What you have to do: Restate each entry word for word, leaving nothing out.

═════ Dataset records ═════

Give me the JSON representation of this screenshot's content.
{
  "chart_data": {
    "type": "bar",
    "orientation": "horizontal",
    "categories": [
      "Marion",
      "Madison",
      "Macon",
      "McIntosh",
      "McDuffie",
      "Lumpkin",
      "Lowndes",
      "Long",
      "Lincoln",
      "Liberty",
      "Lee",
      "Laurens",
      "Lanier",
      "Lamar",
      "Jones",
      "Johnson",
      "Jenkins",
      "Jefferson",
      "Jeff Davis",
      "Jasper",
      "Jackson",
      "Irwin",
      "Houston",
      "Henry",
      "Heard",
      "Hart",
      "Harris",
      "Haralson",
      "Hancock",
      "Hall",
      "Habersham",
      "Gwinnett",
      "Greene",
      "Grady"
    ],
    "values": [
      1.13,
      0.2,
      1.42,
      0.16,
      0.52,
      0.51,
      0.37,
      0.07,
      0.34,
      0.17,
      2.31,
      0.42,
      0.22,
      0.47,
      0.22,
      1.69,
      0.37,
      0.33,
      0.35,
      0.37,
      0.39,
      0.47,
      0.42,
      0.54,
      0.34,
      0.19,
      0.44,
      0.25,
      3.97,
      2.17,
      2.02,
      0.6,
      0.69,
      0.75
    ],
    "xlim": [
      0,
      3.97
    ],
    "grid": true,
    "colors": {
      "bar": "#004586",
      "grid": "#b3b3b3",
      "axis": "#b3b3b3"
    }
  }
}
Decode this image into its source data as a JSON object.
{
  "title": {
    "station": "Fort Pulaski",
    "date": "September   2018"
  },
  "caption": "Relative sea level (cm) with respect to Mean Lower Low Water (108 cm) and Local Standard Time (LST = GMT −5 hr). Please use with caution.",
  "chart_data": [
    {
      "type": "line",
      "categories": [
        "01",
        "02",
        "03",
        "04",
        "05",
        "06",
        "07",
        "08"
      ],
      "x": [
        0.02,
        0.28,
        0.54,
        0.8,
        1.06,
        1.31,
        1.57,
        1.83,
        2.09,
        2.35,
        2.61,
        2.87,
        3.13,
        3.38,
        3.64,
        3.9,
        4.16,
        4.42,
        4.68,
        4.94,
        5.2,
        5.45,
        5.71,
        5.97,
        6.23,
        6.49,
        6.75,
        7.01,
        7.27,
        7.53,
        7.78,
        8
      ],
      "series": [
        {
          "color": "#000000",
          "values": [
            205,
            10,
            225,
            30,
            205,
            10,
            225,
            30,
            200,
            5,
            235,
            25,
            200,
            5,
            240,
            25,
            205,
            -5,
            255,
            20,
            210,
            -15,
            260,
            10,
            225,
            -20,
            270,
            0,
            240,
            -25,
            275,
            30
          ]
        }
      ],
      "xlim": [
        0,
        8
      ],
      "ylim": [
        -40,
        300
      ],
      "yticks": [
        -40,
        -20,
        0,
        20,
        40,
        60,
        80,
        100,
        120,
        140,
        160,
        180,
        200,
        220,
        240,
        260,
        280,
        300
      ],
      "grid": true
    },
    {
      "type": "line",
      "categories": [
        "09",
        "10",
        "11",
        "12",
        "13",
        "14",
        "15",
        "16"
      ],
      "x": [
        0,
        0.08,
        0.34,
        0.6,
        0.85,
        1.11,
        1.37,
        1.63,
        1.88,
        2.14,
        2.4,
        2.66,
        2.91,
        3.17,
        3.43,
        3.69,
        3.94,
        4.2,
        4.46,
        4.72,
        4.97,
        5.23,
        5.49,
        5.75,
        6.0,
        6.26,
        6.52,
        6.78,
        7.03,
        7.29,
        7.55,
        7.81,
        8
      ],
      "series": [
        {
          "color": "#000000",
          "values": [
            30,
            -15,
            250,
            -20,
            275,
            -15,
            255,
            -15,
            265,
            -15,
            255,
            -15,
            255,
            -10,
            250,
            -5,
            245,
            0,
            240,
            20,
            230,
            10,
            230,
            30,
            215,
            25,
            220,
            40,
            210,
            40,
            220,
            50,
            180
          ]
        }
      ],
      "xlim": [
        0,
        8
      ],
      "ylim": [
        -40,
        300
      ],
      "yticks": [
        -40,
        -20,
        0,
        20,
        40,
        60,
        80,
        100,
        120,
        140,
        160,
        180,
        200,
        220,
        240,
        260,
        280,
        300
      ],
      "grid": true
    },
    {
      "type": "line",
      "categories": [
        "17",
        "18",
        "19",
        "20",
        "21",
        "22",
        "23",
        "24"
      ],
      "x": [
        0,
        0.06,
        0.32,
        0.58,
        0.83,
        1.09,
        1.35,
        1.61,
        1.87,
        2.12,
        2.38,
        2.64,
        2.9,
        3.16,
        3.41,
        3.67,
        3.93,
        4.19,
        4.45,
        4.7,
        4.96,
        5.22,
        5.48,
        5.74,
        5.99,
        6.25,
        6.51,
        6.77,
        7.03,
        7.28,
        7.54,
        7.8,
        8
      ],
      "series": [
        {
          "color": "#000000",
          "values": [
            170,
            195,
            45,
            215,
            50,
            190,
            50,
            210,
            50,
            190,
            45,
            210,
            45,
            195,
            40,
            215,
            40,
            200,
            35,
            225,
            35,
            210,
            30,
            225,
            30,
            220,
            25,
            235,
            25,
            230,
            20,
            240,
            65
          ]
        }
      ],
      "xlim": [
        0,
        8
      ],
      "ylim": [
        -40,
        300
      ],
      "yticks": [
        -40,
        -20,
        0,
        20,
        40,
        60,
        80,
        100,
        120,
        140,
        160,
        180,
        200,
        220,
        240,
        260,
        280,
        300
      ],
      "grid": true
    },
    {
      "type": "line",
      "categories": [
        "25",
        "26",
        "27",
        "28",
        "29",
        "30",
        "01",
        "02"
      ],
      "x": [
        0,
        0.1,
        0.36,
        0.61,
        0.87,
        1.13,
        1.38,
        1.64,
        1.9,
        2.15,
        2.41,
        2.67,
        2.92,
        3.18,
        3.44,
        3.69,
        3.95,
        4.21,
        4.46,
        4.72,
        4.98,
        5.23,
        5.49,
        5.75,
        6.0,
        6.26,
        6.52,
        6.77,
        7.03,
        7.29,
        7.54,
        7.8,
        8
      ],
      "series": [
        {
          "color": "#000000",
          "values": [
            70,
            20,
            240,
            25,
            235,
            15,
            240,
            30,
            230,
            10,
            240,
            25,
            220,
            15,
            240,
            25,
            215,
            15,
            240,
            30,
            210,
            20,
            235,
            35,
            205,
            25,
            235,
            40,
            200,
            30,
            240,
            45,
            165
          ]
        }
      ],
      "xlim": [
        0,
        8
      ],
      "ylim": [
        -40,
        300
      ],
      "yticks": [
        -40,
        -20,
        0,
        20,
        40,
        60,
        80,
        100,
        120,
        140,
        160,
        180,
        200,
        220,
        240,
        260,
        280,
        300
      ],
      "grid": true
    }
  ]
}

═════

Answer to the problem:
Give me the JSON representation of this screenshot's content.
{
  "chart_data": {
    "type": "bar",
    "orientation": "horizontal",
    "categories": [
      "Marion",
      "Madison",
      "Macon",
      "McIntosh",
      "McDuffie",
      "Lumpkin",
      "Lowndes",
      "Long",
      "Lincoln",
      "Liberty",
      "Lee",
      "Laurens",
      "Lanier",
      "Lamar",
      "Jones",
      "Johnson",
      "Jenkins",
      "Jefferson",
      "Jeff Davis",
      "Jasper",
      "Jackson",
      "Irwin",
      "Houston",
      "Henry",
      "Heard",
      "Hart",
      "Harris",
      "Haralson",
      "Hancock",
      "Hall",
      "Habersham",
      "Gwinnett",
      "Greene",
      "Grady"
    ],
    "values": [
      1.13,
      0.2,
      1.42,
      0.16,
      0.52,
      0.51,
      0.37,
      0.07,
      0.34,
      0.17,
      2.31,
      0.42,
      0.22,
      0.47,
      0.22,
      1.69,
      0.37,
      0.33,
      0.35,
      0.37,
      0.39,
      0.47,
      0.42,
      0.54,
      0.34,
      0.19,
      0.44,
      0.25,
      3.97,
      2.17,
      2.02,
      0.6,
      0.69,
      0.75
    ],
    "xlim": [
      0,
      3.97
    ],
    "grid": true,
    "colors": {
      "bar": "#004586",
      "grid": "#b3b3b3",
      "axis": "#b3b3b3"
    }
  }
}
Decode this image into its source data as a JSON object.
{
  "title": {
    "station": "Fort Pulaski",
    "date": "September   2018"
  },
  "caption": "Relative sea level (cm) with respect to Mean Lower Low Water (108 cm) and Local Standard Time (LST = GMT −5 hr). Please use with caution.",
  "chart_data": [
    {
      "type": "line",
      "categories": [
        "01",
        "02",
        "03",
        "04",
        "05",
        "06",
        "07",
        "08"
      ],
      "x": [
        0.02,
        0.28,
        0.54,
        0.8,
        1.06,
        1.31,
        1.57,
        1.83,
        2.09,
        2.35,
        2.61,
        2.87,
        3.13,
        3.38,
        3.64,
        3.9,
        4.16,
        4.42,
        4.68,
        4.94,
        5.2,
        5.45,
        5.71,
        5.97,
        6.23,
        6.49,
        6.75,
        7.01,
        7.27,
        7.53,
        7.78,
        8
      ],
      "series": [
        {
          "color": "#000000",
          "values": [
            205,
            10,
            225,
            30,
            205,
            10,
            225,
            30,
            200,
            5,
            235,
            25,
            200,
            5,
            240,
            25,
            205,
            -5,
            255,
            20,
            210,
            -15,
            260,
            10,
            225,
            -20,
            270,
            0,
            240,
            -25,
            275,
            30
          ]
        }
      ],
      "xlim": [
        0,
        8
      ],
      "ylim": [
        -40,
        300
      ],
      "yticks": [
        -40,
        -20,
        0,
        20,
        40,
        60,
        80,
        100,
        120,
        140,
        160,
        180,
        200,
        220,
        240,
        260,
        280,
        300
      ],
      "grid": true
    },
    {
      "type": "line",
      "categories": [
        "09",
        "10",
        "11",
        "12",
        "13",
        "14",
        "15",
        "16"
      ],
      "x": [
        0,
        0.08,
        0.34,
        0.6,
        0.85,
        1.11,
        1.37,
        1.63,
        1.88,
        2.14,
        2.4,
        2.66,
        2.91,
        3.17,
        3.43,
        3.69,
        3.94,
        4.2,
        4.46,
        4.72,
        4.97,
        5.23,
        5.49,
        5.75,
        6.0,
        6.26,
        6.52,
        6.78,
        7.03,
        7.29,
        7.55,
        7.81,
        8
      ],
      "series": [
        {
          "color": "#000000",
          "values": [
            30,
            -15,
            250,
            -20,
            275,
            -15,
            255,
            -15,
            265,
            -15,
            255,
            -15,
            255,
            -10,
            250,
            -5,
            245,
            0,
            240,
            20,
            230,
            10,
            230,
            30,
            215,
            25,
            220,
            40,
            210,
            40,
            220,
            50,
            180
          ]
        }
      ],
      "xlim": [
        0,
        8
      ],
      "ylim": [
        -40,
        300
      ],
      "yticks": [
        -40,
        -20,
        0,
        20,
        40,
        60,
        80,
        100,
        120,
        140,
        160,
        180,
        200,
        220,
        240,
        260,
        280,
        300
      ],
      "grid": true
    },
    {
      "type": "line",
      "categories": [
        "17",
        "18",
        "19",
        "20",
        "21",
        "22",
        "23",
        "24"
      ],
      "x": [
        0,
        0.06,
        0.32,
        0.58,
        0.83,
        1.09,
        1.35,
        1.61,
        1.87,
        2.12,
        2.38,
        2.64,
        2.9,
        3.16,
        3.41,
        3.67,
        3.93,
        4.19,
        4.45,
        4.7,
        4.96,
        5.22,
        5.48,
        5.74,
        5.99,
        6.25,
        6.51,
        6.77,
        7.03,
        7.28,
        7.54,
        7.8,
        8
      ],
      "series": [
        {
          "color": "#000000",
          "values": [
            170,
            195,
            45,
            215,
            50,
            190,
            50,
            210,
            50,
            190,
            45,
            210,
            45,
            195,
            40,
            215,
            40,
            200,
            35,
            225,
            35,
            210,
            30,
            225,
            30,
            220,
            25,
            235,
            25,
            230,
            20,
            240,
            65
          ]
        }
      ],
      "xlim": [
        0,
        8
      ],
      "ylim": [
        -40,
        300
      ],
      "yticks": [
        -40,
        -20,
        0,
        20,
        40,
        60,
        80,
        100,
        120,
        140,
        160,
        180,
        200,
        220,
        240,
        260,
        280,
        300
      ],
      "grid": true
    },
    {
      "type": "line",
      "categories": [
        "25",
        "26",
        "27",
        "28",
        "29",
        "30",
        "01",
        "02"
      ],
      "x": [
        0,
        0.1,
        0.36,
        0.61,
        0.87,
        1.13,
        1.38,
        1.64,
        1.9,
        2.15,
        2.41,
        2.67,
        2.92,
        3.18,
        3.44,
        3.69,
        3.95,
        4.21,
        4.46,
        4.72,
        4.98,
        5.23,
        5.49,
        5.75,
        6.0,
        6.26,
        6.52,
        6.77,
        7.03,
        7.29,
        7.54,
        7.8,
        8
      ],
      "series": [
        {
          "color": "#000000",
          "values": [
            70,
            20,
            240,
            25,
            235,
            15,
            240,
            30,
            230,
            10,
            240,
            25,
            220,
            15,
            240,
            25,
            215,
            15,
            240,
            30,
            210,
            20,
            235,
            35,
            205,
            25,
            235,
            40,
            200,
            30,
            240,
            45,
            165
          ]
        }
      ],
      "xlim": [
        0,
        8
      ],
      "ylim": [
        -40,
        300
      ],
      "yticks": [
        -40,
        -20,
        0,
        20,
        40,
        60,
        80,
        100,
        120,
        140,
        160,
        180,
        200,
        220,
        240,
        260,
        280,
        300
      ],
      "grid": true
    }
  ]
}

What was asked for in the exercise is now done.